Saved entries:
────

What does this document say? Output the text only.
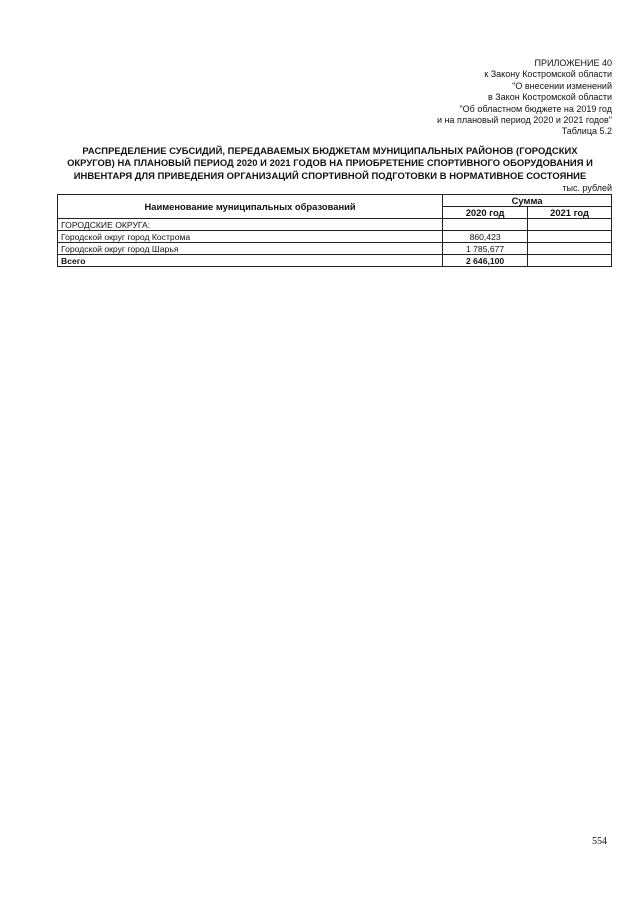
ПРИЛОЖЕНИЕ 40
к Закону Костромской области
"О внесении изменений
в Закон Костромской области
"Об областном бюджете на 2019 год
и на плановый период 2020 и 2021 годов"
Таблица 5.2
РАСПРЕДЕЛЕНИЕ СУБСИДИЙ, ПЕРЕДАВАЕМЫХ БЮДЖЕТАМ МУНИЦИПАЛЬНЫХ РАЙОНОВ (ГОРОДСКИХ
ОКРУГОВ) НА ПЛАНОВЫЙ ПЕРИОД 2020 И 2021 ГОДОВ НА ПРИОБРЕТЕНИЕ СПОРТИВНОГО ОБОРУДОВАНИЯ И
ИНВЕНТАРЯ ДЛЯ ПРИВЕДЕНИЯ ОРГАНИЗАЦИЙ СПОРТИВНОЙ ПОДГОТОВКИ В НОРМАТИВНОЕ СОСТОЯНИЕ
тыс. рублей
Наименование муниципальных образований	Сумма	
	2020 год	2021 год
ГОРОДСКИЕ ОКРУГА:		
Городской округ город Кострома	860,423	
Городской округ город Шарья	1 785,677	
Всего	2 646,100	
554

────

- _TASK BRIEF_
Each line with the string "Городской" in it needs to be found and copied.

- _THE RESULT_
Городской округ город Кострома	860,423	
Городской округ город Шарья	1 785,677	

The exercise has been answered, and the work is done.